┌─ DATA ROWS

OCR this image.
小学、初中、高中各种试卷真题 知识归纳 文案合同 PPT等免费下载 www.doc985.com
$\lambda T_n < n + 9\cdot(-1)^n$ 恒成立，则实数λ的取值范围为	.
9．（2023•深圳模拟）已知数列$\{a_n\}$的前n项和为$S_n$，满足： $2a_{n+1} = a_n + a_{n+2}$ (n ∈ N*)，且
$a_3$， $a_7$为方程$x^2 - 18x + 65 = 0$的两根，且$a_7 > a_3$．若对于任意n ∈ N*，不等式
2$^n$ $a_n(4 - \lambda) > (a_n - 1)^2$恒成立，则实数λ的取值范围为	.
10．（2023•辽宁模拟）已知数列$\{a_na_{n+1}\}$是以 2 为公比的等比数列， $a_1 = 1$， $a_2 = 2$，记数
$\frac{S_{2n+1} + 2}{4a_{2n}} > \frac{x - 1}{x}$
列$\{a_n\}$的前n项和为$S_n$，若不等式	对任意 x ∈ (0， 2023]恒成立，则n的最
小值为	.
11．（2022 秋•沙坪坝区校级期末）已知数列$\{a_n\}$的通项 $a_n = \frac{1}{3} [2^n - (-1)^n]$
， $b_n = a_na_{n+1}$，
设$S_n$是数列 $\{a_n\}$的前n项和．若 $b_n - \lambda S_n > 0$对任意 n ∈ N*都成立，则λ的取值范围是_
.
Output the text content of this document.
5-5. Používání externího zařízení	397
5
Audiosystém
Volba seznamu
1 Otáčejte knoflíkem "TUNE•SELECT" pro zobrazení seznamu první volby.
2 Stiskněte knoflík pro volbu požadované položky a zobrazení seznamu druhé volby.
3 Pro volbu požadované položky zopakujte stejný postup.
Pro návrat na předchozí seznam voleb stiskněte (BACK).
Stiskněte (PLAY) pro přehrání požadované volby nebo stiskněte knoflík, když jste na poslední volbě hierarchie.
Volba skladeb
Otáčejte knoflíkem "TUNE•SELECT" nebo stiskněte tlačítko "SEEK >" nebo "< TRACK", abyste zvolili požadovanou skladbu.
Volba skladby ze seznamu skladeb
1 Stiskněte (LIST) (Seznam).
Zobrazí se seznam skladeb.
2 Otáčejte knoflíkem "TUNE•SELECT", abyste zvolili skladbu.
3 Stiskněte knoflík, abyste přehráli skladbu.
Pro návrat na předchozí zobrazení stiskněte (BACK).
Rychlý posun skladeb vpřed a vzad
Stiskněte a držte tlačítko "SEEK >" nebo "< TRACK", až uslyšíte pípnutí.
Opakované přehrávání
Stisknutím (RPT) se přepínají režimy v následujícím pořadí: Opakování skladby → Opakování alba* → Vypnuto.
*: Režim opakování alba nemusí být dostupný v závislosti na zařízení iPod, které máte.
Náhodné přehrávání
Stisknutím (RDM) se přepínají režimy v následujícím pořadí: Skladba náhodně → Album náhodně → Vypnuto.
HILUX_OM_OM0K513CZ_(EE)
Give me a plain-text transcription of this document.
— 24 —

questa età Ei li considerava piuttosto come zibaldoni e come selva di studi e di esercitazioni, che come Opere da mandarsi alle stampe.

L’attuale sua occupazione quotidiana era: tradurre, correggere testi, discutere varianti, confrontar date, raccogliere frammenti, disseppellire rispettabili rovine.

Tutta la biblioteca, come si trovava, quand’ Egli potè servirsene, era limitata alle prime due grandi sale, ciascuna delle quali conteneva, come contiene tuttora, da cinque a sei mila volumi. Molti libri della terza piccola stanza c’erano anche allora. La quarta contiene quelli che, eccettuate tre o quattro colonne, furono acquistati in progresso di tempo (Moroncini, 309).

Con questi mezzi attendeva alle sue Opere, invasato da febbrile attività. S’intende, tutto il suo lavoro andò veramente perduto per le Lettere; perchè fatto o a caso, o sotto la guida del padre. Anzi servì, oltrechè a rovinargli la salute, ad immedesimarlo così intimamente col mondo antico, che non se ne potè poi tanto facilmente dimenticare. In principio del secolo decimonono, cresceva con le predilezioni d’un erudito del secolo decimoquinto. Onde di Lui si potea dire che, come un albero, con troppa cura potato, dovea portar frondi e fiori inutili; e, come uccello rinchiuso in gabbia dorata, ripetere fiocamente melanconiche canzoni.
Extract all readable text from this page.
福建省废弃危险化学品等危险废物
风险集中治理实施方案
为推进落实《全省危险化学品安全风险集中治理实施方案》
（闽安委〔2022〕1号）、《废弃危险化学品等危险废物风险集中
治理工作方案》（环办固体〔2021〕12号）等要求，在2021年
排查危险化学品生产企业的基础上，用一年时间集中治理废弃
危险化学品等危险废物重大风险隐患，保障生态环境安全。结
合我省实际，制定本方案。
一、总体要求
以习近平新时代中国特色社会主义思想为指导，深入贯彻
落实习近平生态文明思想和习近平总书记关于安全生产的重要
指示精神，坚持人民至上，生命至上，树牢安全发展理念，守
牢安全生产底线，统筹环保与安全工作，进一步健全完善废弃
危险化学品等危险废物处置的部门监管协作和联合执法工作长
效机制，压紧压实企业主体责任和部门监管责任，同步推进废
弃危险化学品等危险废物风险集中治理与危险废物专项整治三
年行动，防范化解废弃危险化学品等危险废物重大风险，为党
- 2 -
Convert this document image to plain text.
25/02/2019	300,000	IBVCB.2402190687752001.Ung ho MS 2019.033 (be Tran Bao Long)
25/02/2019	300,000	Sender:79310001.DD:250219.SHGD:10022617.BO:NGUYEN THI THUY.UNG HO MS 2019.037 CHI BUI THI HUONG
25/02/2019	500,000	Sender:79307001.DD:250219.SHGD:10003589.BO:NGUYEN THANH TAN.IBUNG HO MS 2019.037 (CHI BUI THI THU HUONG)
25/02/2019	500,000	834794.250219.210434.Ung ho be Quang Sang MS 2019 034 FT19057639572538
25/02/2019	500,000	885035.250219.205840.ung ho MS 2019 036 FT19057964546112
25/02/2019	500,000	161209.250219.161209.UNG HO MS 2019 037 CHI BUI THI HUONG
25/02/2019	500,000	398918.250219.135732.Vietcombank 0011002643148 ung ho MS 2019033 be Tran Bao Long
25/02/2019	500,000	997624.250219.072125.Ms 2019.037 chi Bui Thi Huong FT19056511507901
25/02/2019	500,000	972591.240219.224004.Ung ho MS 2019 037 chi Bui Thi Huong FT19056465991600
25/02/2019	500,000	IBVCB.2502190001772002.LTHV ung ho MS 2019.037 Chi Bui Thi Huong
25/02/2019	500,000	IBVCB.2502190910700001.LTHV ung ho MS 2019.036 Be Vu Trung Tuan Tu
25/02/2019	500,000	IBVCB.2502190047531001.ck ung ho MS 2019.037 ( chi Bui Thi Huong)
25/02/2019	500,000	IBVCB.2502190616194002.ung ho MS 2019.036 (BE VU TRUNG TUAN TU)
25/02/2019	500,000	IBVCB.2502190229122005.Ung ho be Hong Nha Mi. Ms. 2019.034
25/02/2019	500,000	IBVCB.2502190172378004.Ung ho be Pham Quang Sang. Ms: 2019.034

└─

Copy every line of the listing that includes the string "položky".

2 Stiskněte knoflík pro volbu požadované položky a zobrazení seznamu druhé volby.
3 Pro volbu požadované položky zopakujte stejný postup.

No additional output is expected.